■ **Exercise data**:
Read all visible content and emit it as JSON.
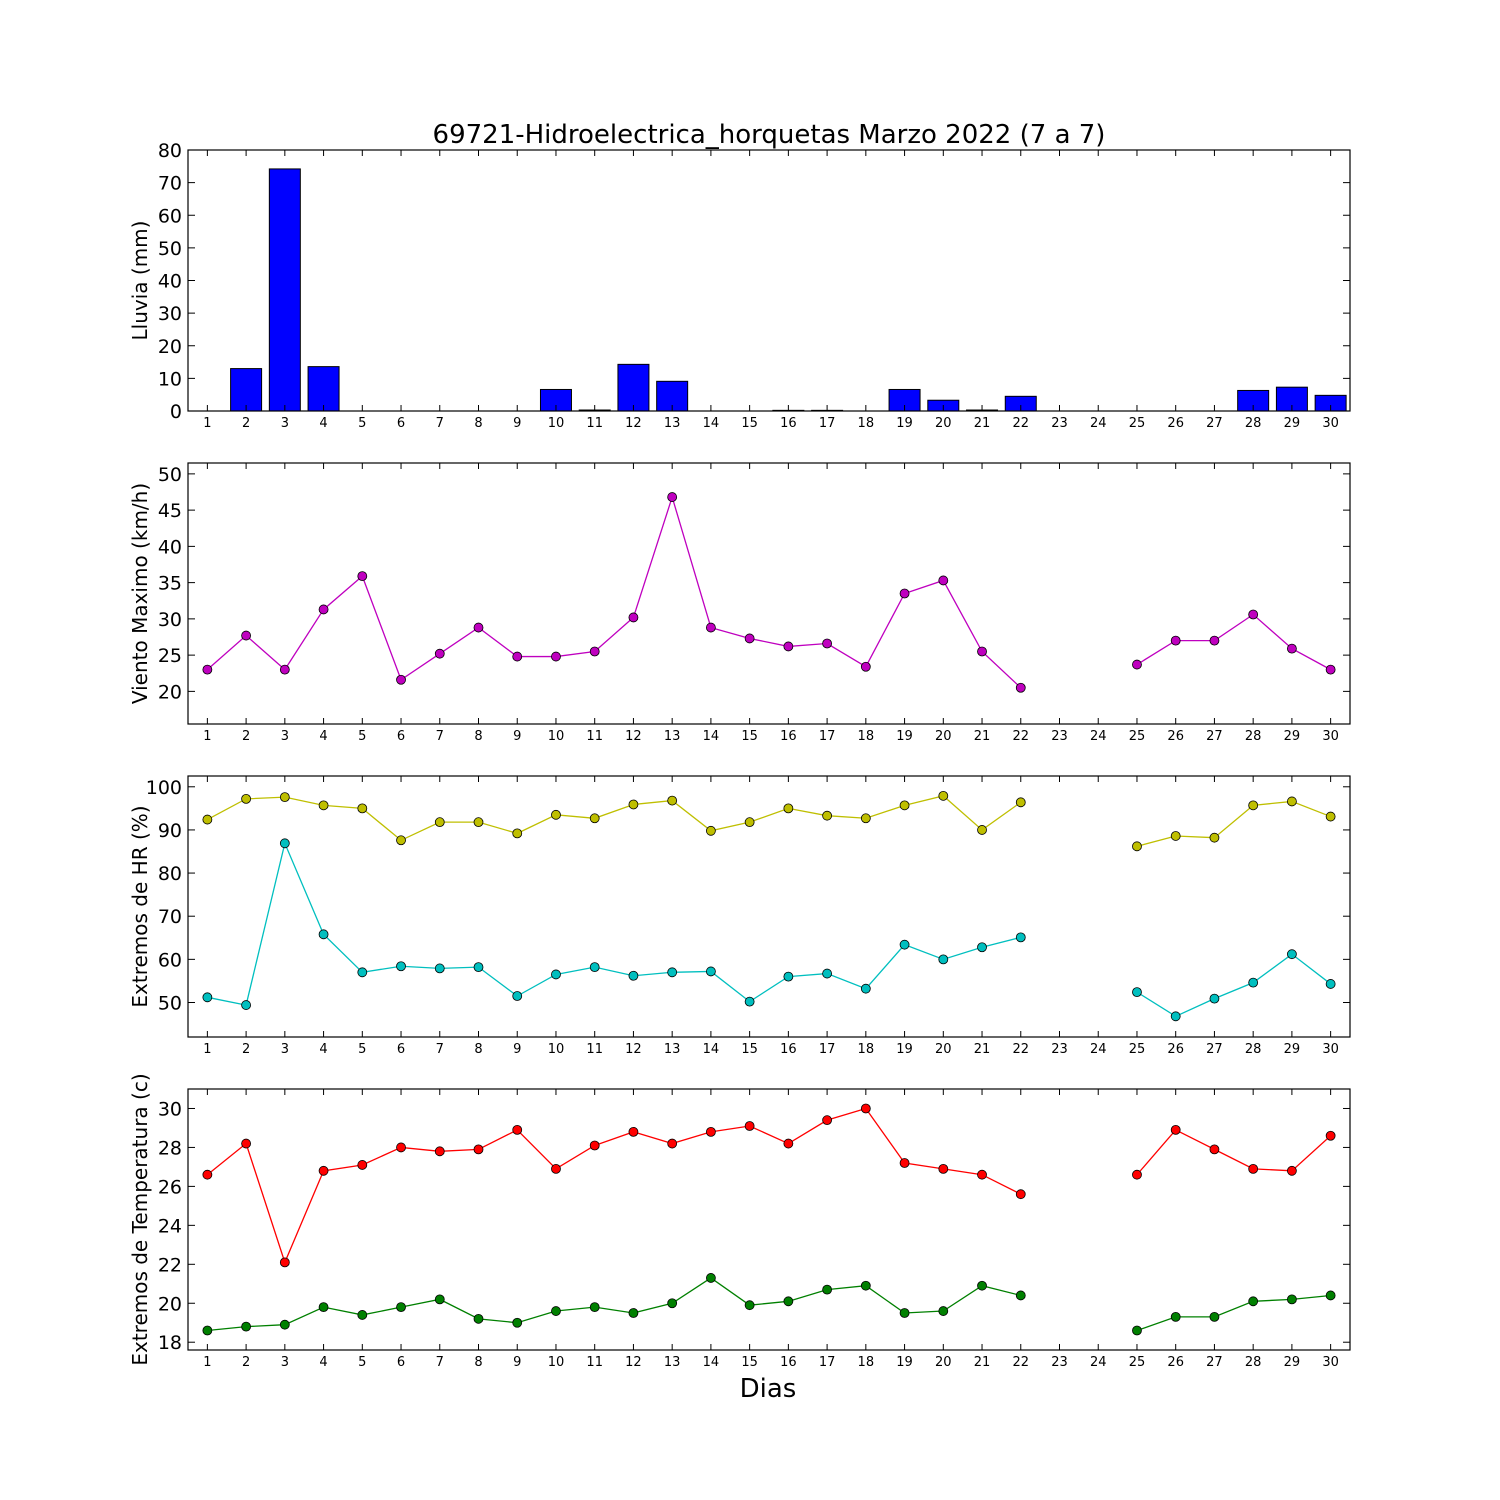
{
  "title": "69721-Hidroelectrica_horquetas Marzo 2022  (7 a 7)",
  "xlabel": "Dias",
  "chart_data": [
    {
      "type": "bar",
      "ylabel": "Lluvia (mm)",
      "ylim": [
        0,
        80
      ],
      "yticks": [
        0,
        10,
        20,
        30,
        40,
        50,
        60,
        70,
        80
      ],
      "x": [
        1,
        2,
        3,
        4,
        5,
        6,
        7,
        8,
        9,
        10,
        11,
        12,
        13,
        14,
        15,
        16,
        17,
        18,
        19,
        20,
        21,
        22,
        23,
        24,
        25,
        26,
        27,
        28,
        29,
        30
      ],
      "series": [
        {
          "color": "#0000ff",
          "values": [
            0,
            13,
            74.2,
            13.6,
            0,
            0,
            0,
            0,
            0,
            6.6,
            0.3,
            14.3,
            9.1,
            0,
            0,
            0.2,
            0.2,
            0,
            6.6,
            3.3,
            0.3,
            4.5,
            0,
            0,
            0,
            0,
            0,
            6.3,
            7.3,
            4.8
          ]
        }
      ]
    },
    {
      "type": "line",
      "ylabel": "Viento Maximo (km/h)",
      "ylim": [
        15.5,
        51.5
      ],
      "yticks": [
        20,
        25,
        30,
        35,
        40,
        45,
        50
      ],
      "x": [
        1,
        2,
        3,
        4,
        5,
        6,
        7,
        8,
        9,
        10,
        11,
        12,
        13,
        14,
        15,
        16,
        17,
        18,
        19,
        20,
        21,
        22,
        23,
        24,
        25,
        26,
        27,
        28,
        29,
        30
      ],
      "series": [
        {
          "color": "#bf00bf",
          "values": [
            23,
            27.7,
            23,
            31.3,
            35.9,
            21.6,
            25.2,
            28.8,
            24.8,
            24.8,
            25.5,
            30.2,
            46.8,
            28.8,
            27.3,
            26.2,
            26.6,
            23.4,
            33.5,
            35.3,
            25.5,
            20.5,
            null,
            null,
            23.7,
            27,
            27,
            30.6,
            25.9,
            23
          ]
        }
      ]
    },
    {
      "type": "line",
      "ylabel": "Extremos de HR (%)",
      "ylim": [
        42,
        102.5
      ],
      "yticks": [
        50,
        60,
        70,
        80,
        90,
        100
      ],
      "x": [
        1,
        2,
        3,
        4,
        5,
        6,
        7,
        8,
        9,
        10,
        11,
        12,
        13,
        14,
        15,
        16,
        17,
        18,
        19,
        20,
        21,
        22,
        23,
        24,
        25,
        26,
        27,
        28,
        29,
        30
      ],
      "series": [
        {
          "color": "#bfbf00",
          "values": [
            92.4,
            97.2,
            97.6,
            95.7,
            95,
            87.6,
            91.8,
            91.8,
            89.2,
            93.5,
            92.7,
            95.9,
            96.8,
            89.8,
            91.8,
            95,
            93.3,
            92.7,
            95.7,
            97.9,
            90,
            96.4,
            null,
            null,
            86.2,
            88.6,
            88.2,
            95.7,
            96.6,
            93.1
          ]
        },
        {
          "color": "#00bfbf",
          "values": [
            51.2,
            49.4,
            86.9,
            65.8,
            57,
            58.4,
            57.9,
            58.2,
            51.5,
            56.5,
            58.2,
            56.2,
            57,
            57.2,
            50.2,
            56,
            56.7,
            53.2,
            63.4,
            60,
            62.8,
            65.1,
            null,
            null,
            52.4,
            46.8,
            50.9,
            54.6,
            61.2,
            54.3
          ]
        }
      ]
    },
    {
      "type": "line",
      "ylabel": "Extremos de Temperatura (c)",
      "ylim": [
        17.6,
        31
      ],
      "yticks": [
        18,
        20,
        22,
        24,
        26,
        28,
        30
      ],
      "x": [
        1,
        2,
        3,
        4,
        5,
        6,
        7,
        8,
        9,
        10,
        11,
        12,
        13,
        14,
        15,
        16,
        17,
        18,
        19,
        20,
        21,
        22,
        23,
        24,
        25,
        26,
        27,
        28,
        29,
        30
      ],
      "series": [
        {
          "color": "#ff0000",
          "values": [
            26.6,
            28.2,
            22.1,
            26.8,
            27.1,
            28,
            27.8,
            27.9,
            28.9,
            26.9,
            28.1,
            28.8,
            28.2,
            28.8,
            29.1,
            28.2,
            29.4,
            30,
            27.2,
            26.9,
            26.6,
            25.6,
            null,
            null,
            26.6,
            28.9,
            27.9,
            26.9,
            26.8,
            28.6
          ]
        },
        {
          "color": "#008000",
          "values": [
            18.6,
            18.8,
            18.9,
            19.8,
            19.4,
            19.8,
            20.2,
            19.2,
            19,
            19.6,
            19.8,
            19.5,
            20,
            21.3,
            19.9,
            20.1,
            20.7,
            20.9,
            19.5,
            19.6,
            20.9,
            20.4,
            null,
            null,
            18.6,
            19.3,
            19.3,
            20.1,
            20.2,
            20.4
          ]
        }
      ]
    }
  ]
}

■ **Short task**:
From the listing above, return each line with the word "Extremos".

■ **The output**:
      "ylabel": "Extremos de HR (%)",
      "ylabel": "Extremos de Temperatura (c)",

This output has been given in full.